═══ ENTRIES PROVIDED ═══

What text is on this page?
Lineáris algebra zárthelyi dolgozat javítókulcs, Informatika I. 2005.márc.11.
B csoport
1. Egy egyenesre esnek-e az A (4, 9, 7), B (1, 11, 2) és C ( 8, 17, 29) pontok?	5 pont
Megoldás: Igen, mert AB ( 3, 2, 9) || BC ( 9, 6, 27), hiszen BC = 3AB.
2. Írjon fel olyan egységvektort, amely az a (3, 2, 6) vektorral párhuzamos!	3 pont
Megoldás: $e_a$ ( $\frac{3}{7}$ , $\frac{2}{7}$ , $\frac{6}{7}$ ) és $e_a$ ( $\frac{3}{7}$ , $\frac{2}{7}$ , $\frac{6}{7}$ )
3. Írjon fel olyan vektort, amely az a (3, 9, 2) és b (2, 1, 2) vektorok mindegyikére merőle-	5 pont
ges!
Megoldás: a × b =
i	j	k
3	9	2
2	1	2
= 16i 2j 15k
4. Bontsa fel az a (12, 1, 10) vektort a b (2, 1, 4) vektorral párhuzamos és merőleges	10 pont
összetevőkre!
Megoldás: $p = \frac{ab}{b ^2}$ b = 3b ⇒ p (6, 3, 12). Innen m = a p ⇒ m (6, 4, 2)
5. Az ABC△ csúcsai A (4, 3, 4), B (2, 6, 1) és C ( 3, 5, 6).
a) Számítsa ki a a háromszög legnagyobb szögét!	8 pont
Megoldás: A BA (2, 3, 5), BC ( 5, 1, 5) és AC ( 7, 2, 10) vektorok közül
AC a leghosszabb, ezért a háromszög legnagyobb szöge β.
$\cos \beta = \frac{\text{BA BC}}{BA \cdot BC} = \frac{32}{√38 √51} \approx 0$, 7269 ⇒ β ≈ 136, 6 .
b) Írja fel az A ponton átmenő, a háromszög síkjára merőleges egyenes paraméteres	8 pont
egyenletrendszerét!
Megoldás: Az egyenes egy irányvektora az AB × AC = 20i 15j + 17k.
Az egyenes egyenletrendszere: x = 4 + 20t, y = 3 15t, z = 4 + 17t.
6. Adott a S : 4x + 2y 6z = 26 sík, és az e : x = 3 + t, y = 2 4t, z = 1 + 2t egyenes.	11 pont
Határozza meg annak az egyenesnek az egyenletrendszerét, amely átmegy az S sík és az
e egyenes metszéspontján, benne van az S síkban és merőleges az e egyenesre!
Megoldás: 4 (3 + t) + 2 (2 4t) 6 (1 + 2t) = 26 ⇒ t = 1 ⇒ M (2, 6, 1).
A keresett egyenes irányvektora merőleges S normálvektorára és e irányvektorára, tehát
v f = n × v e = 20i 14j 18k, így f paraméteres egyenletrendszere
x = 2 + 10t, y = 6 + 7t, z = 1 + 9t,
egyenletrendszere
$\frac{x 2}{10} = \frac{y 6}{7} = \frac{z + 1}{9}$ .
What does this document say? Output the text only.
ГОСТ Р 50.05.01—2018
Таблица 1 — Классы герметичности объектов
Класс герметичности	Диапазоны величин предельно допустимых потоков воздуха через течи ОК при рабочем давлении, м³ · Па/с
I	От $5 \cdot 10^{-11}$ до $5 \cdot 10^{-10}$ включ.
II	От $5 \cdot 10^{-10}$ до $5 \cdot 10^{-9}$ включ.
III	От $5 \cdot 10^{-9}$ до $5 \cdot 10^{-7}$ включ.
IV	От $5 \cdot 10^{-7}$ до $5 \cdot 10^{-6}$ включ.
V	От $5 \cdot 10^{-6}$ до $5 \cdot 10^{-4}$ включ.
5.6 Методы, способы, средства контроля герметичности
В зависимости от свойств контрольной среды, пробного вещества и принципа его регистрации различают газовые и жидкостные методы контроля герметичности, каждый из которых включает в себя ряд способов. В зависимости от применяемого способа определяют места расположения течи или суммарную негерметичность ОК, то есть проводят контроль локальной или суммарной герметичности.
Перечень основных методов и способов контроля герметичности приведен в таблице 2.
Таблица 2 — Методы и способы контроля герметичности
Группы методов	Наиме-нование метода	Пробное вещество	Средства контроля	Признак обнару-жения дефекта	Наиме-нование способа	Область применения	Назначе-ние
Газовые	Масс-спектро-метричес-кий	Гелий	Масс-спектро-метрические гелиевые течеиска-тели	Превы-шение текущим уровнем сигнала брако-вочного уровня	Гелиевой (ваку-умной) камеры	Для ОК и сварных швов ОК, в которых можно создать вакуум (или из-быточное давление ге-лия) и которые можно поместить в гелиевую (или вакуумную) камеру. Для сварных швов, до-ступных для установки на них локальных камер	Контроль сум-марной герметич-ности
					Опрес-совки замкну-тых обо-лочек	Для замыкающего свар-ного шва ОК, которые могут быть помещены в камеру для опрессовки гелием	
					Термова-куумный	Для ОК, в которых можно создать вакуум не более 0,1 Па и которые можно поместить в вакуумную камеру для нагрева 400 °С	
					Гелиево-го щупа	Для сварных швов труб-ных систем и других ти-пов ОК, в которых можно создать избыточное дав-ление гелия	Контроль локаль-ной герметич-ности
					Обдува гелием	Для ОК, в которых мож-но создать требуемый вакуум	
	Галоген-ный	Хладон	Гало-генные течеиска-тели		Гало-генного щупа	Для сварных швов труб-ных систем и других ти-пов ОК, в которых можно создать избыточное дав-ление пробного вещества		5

═══

CHALLENGE: Copy down every line of the entries containing the word "amely".

TASK ANSWER:
2. Írjon fel olyan egységvektort, amely az a (3, 2, 6) vektorral párhuzamos!	3 pont
3. Írjon fel olyan vektort, amely az a (3, 9, 2) és b (2, 1, 2) vektorok mindegyikére merőle-	5 pont
Határozza meg annak az egyenesnek az egyenletrendszerét, amely átmegy az S sík és az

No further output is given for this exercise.